PAGE TEXT
On Sunday night, I watched bold young men in a make shift arena face off crazed multi-ton sharp horned bulls and barely evade rapid, unpredictable, potentially fatal contact. Adrenaline poured through my veins as I sat and watched, unable to look and unable to look away. I literally had to go home and take Advil and use my last bag of herbal tea just to get through the after shock.
We had ventured off to Los Ranchos, a small town outside of everywhere to a Fiesta that rivals any county fair in the U.S. but is very different. The main attraction is the “bull fight,” but rest assured that in Costa Rica, it is illegal to kill a bull. Instead, the bull is released into a small arena full of young men. Many others, including a few women, sit on the edge of the surrounding fence, their legs dangling into the arena, while the bull looks this way and that, selecting his next victim, and then charges. The crowd scatters, the audience gasps, and the bull starts again.

EXERCISE DATA
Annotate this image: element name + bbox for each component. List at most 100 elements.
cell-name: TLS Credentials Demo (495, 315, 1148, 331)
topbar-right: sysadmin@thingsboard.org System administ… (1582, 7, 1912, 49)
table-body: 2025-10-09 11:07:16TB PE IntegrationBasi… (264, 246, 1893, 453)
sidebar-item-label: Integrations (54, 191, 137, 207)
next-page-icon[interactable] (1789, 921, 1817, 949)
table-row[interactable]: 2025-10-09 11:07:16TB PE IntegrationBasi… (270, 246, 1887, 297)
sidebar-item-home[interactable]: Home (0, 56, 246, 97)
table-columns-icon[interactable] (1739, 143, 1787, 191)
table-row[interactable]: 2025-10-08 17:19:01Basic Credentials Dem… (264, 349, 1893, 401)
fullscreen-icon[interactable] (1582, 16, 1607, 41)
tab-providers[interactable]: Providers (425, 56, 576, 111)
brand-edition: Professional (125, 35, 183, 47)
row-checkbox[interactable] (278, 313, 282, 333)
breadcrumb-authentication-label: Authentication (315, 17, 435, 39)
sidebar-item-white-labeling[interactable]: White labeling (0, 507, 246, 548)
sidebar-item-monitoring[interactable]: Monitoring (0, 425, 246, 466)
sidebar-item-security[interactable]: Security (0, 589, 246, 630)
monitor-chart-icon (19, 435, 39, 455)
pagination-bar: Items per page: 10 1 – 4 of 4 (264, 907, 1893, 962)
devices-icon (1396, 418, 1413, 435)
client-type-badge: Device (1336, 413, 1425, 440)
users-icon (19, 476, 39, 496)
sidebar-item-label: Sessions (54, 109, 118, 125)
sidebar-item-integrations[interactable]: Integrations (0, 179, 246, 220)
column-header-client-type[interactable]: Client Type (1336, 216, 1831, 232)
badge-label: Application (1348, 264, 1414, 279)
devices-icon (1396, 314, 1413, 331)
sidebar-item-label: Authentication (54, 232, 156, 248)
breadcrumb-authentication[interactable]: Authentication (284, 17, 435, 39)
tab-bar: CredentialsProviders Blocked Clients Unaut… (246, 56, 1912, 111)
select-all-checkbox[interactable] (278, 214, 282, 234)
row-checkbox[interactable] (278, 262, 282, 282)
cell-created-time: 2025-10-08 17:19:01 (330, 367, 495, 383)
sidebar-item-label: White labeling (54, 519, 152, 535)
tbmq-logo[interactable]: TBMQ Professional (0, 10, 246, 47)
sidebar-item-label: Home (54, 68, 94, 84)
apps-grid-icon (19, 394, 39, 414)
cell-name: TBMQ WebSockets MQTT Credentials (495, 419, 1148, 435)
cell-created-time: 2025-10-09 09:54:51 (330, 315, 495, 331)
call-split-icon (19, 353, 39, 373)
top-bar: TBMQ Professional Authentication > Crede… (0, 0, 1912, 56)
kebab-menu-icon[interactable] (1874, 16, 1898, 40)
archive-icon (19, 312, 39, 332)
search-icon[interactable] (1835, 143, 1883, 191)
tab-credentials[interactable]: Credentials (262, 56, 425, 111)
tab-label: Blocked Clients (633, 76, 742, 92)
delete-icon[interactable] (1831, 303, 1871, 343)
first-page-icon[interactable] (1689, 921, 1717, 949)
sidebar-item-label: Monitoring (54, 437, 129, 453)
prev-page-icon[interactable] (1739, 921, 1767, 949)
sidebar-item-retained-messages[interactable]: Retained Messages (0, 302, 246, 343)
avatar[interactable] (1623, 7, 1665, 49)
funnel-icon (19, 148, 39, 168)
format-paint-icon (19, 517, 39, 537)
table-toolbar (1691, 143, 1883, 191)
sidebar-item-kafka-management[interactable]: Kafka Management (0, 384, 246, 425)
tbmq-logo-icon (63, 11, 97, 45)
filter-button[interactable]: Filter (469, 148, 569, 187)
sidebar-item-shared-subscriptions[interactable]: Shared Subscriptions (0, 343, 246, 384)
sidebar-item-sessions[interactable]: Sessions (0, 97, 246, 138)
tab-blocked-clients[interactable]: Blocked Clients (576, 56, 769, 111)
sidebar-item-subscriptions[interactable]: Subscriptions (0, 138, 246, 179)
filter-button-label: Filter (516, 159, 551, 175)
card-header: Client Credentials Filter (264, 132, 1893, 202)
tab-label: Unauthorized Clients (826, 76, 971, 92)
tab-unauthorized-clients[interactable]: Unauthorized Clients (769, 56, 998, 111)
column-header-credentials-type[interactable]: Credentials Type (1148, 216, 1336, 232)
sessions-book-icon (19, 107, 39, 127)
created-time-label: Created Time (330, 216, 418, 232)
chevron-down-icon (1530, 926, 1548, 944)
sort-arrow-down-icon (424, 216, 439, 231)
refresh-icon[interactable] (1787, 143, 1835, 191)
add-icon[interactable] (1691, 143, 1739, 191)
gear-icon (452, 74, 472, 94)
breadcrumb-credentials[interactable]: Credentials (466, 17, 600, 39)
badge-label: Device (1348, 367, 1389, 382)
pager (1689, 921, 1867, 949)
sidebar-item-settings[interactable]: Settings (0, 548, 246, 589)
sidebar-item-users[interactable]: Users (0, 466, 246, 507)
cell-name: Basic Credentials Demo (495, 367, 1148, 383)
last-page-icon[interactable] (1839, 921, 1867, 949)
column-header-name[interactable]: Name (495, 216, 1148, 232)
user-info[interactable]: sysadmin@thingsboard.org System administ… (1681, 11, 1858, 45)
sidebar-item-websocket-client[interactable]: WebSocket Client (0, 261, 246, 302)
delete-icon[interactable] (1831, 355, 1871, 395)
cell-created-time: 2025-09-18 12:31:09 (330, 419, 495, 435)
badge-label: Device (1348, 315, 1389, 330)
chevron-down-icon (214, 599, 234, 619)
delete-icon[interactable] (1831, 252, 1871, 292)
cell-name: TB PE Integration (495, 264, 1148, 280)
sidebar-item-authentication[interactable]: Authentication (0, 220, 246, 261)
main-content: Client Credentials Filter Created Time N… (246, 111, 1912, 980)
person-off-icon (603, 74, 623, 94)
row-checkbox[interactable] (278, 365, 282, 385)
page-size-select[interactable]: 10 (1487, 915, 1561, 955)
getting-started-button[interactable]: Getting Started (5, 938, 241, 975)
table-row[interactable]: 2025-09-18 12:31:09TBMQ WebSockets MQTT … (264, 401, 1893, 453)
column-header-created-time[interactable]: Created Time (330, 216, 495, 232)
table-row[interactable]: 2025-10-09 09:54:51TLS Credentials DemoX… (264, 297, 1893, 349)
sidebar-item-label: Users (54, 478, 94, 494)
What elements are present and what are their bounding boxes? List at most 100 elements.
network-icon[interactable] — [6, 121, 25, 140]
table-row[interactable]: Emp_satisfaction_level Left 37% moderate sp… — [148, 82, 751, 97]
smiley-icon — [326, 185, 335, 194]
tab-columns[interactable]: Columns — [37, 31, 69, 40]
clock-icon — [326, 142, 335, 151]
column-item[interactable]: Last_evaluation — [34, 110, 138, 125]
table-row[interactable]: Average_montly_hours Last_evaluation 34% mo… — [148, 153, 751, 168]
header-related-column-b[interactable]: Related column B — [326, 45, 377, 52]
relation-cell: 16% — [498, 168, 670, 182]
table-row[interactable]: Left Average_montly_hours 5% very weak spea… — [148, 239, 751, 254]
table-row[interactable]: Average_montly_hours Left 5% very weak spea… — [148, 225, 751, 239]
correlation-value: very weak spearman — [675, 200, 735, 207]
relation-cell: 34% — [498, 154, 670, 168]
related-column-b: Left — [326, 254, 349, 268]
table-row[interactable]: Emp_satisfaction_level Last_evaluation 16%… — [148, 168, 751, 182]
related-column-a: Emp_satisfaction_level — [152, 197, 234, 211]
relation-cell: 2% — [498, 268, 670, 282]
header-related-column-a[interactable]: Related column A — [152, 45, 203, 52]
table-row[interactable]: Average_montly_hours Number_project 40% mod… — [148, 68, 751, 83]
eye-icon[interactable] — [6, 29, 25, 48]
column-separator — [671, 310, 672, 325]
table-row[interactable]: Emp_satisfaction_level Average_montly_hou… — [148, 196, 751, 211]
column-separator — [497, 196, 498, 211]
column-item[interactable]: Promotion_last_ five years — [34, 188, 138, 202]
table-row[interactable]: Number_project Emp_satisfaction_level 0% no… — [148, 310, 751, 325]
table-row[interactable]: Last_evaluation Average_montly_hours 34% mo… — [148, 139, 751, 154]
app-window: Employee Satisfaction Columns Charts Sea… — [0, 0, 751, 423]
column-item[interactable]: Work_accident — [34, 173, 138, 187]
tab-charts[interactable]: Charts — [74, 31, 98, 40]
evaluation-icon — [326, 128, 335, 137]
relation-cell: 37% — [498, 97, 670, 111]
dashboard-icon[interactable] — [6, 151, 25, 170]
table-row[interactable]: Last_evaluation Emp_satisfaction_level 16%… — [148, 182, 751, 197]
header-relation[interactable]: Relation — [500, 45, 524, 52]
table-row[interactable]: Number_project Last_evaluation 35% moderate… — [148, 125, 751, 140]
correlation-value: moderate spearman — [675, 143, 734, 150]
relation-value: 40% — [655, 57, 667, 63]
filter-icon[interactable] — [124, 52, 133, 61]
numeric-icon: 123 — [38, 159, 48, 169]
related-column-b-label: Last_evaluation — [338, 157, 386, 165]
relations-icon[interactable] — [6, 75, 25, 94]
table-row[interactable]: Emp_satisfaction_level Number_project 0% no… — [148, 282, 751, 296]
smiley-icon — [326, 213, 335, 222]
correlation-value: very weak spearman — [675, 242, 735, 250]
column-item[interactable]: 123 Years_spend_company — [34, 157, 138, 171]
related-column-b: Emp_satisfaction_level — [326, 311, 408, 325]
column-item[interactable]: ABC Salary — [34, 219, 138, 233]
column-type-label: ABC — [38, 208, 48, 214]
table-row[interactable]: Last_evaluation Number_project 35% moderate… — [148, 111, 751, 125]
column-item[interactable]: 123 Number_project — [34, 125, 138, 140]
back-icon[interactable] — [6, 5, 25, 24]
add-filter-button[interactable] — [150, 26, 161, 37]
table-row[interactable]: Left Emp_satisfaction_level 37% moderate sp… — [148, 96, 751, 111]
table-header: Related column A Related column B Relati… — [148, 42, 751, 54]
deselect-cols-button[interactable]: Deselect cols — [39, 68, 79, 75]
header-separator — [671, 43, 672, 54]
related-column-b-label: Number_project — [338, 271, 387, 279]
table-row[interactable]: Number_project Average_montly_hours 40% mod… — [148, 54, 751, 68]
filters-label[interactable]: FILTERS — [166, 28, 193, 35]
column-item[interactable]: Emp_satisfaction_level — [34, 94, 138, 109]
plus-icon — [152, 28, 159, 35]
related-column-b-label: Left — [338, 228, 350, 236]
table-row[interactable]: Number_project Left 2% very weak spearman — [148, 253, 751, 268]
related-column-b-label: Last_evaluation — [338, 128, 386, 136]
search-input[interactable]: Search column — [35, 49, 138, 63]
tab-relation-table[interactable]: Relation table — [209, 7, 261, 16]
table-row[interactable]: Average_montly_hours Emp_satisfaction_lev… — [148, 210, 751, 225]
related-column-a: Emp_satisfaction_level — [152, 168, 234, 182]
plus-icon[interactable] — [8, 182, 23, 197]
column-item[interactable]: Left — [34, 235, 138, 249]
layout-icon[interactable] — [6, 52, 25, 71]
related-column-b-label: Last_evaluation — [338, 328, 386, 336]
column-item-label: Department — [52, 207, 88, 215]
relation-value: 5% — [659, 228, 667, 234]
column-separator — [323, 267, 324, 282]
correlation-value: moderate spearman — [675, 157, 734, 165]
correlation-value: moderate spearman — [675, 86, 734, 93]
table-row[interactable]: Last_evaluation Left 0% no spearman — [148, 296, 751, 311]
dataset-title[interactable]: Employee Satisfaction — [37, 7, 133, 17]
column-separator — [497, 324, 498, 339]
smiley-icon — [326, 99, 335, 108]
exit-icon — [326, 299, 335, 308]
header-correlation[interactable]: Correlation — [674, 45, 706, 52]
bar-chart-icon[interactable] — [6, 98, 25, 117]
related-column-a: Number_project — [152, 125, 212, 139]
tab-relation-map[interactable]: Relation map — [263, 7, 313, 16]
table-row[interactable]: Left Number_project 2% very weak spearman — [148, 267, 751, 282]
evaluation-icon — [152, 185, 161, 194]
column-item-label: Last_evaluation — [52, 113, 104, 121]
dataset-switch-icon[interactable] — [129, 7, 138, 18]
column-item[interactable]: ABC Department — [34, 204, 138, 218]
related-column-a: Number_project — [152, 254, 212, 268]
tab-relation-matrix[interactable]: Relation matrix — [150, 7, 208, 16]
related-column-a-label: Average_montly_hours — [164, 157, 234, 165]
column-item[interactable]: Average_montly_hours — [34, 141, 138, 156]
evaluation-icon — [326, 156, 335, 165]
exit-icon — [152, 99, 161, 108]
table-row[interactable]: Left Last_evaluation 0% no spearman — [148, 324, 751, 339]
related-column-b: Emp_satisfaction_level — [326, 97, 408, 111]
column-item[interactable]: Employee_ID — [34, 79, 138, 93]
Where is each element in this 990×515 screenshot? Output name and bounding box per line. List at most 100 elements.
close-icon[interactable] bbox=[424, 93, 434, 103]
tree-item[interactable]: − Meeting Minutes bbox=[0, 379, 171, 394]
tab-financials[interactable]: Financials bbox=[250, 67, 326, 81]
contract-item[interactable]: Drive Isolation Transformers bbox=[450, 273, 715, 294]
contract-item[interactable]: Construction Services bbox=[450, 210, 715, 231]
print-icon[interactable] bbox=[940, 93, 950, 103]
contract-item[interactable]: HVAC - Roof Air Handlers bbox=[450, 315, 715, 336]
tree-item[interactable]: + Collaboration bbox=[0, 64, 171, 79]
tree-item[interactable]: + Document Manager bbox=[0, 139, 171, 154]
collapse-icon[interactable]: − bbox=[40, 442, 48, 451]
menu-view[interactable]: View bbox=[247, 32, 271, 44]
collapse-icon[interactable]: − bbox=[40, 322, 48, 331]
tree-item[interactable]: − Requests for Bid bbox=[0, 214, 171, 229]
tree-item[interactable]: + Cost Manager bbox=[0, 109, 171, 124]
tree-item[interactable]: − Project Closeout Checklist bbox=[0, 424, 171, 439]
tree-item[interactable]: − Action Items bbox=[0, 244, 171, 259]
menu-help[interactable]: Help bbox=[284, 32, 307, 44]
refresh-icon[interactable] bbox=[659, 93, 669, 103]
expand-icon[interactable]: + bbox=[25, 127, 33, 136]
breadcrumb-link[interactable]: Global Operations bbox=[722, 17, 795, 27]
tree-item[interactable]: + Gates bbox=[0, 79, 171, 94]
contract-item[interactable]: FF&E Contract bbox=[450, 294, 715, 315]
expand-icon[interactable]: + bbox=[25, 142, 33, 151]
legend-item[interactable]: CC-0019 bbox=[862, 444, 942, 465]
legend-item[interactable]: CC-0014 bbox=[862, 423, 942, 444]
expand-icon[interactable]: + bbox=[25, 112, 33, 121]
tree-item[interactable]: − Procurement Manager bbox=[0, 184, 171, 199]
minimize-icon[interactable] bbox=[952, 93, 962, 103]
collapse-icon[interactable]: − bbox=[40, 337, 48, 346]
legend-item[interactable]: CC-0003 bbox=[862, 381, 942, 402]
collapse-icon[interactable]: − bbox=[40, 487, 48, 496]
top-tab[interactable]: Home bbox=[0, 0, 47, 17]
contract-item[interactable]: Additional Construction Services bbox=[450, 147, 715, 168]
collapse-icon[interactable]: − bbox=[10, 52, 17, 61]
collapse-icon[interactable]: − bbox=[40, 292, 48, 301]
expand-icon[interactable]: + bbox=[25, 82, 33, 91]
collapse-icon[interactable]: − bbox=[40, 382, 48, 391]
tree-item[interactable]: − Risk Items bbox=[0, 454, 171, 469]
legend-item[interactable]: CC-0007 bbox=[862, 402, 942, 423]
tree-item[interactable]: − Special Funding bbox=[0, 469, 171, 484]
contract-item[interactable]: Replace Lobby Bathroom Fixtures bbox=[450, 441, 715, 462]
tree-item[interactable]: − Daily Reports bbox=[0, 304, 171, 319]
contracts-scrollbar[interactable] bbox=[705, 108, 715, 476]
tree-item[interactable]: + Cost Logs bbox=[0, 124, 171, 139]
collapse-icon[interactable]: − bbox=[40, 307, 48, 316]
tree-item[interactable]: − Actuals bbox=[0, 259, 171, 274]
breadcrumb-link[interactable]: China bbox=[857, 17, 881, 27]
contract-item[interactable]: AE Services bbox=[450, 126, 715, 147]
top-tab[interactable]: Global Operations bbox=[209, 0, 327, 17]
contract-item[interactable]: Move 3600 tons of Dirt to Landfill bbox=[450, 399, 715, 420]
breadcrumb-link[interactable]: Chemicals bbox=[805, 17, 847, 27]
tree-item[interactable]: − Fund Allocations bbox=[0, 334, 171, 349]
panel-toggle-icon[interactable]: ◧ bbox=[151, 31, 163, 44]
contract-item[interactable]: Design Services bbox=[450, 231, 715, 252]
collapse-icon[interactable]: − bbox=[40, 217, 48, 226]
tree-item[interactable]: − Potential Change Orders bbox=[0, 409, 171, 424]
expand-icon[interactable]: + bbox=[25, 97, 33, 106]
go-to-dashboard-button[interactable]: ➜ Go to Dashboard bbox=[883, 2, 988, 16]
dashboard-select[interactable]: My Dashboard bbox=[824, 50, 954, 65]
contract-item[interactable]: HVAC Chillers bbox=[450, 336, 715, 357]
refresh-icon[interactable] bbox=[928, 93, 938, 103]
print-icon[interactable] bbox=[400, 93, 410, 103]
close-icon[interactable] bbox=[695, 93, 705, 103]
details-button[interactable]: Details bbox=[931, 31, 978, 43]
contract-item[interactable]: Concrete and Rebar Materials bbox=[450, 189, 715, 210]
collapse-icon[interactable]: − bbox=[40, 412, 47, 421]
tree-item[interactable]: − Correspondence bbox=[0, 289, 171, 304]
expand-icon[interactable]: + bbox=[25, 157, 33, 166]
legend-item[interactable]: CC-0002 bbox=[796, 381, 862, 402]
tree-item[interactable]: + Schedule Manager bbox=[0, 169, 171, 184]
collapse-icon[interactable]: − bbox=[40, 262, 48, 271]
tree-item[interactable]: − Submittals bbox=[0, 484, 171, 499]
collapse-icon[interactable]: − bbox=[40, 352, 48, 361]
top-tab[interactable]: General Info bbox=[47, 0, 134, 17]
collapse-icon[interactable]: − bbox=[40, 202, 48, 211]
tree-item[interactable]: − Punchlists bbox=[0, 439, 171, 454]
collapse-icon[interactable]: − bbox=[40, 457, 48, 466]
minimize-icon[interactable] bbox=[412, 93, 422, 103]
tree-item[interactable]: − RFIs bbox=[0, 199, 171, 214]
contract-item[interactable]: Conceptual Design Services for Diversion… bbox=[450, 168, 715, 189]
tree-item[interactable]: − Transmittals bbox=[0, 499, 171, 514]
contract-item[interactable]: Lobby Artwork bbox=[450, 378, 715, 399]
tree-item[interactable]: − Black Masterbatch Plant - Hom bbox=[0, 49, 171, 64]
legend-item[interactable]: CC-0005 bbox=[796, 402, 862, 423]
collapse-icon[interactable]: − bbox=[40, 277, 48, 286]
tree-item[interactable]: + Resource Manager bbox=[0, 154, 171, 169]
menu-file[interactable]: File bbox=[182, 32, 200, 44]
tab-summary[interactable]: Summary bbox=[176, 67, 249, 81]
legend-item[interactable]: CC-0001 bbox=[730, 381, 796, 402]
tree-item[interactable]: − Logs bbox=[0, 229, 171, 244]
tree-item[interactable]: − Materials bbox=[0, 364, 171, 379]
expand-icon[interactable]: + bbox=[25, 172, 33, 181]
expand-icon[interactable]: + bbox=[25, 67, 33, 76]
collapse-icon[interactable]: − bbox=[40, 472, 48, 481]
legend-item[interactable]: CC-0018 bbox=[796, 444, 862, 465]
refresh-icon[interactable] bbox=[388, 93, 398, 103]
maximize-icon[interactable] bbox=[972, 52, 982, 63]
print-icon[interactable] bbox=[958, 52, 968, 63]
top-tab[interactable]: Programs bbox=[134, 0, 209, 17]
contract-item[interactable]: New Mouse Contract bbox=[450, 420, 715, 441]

TASK INSTRUCTIONS
1. According to the bullfight account, what is illegal in Costa Rica?
2. Pick up the bullfight account after its last sentence and continue it.
The rows above stand apart from the bullfight account.

ANSWERS
1. Killing a bull.

2.
After a time, 3 highly skilled fearless men on horseback enter the arena and with the precision of a pediatric orthodontist, lasso the bull horns and in a choreography of rope work and horsemanship, they guide the enraged bull into a slender closet and slam the door shut behind him.
We spent the evening there and I would admit that my visceral reaction to the spectacle seemed singular. No one else emitted the screaming that I involuntarily subjected on the crowd, and later when we were home, I saw in one of Gary’s videos that a young lady sitting on the fence, a lady whose legs were dangled precariously close to the raging bull and whose death or dismemberment appeared to be imminent, was actually texting instead of running for her life.